*PROVIDED INFORMATION*:
* * * * * * *

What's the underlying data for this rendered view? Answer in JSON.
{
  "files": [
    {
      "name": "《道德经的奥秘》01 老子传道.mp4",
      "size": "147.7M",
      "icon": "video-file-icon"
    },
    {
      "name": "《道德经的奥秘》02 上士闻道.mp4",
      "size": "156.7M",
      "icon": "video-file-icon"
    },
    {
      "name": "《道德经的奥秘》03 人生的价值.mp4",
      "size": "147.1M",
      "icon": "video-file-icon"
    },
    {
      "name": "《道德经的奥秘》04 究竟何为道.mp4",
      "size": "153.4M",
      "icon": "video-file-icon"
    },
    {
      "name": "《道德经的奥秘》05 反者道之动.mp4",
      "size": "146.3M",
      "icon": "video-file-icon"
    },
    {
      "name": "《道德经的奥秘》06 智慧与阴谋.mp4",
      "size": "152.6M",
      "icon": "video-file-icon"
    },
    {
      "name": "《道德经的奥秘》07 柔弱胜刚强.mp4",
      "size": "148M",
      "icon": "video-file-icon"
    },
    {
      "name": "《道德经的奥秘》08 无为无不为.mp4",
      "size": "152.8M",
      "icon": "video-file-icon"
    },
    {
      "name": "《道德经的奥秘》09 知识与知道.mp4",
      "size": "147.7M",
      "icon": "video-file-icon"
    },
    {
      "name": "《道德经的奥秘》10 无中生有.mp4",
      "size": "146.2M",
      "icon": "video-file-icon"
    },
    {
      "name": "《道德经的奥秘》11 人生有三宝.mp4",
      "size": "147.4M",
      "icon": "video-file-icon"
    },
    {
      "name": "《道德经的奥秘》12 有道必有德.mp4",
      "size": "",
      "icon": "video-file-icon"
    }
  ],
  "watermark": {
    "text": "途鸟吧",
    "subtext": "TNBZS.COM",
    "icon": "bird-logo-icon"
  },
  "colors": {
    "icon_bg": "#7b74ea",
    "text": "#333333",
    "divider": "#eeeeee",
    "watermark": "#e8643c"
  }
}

* * * * * * *

*WORK TO BE COMPLETED*: Make an exact copy of the records.

*EXERCISE RESPONSE*:
What's the underlying data for this rendered view? Answer in JSON.
{
  "files": [
    {
      "name": "《道德经的奥秘》01 老子传道.mp4",
      "size": "147.7M",
      "icon": "video-file-icon"
    },
    {
      "name": "《道德经的奥秘》02 上士闻道.mp4",
      "size": "156.7M",
      "icon": "video-file-icon"
    },
    {
      "name": "《道德经的奥秘》03 人生的价值.mp4",
      "size": "147.1M",
      "icon": "video-file-icon"
    },
    {
      "name": "《道德经的奥秘》04 究竟何为道.mp4",
      "size": "153.4M",
      "icon": "video-file-icon"
    },
    {
      "name": "《道德经的奥秘》05 反者道之动.mp4",
      "size": "146.3M",
      "icon": "video-file-icon"
    },
    {
      "name": "《道德经的奥秘》06 智慧与阴谋.mp4",
      "size": "152.6M",
      "icon": "video-file-icon"
    },
    {
      "name": "《道德经的奥秘》07 柔弱胜刚强.mp4",
      "size": "148M",
      "icon": "video-file-icon"
    },
    {
      "name": "《道德经的奥秘》08 无为无不为.mp4",
      "size": "152.8M",
      "icon": "video-file-icon"
    },
    {
      "name": "《道德经的奥秘》09 知识与知道.mp4",
      "size": "147.7M",
      "icon": "video-file-icon"
    },
    {
      "name": "《道德经的奥秘》10 无中生有.mp4",
      "size": "146.2M",
      "icon": "video-file-icon"
    },
    {
      "name": "《道德经的奥秘》11 人生有三宝.mp4",
      "size": "147.4M",
      "icon": "video-file-icon"
    },
    {
      "name": "《道德经的奥秘》12 有道必有德.mp4",
      "size": "",
      "icon": "video-file-icon"
    }
  ],
  "watermark": {
    "text": "途鸟吧",
    "subtext": "TNBZS.COM",
    "icon": "bird-logo-icon"
  },
  "colors": {
    "icon_bg": "#7b74ea",
    "text": "#333333",
    "divider": "#eeeeee",
    "watermark": "#e8643c"
  }
}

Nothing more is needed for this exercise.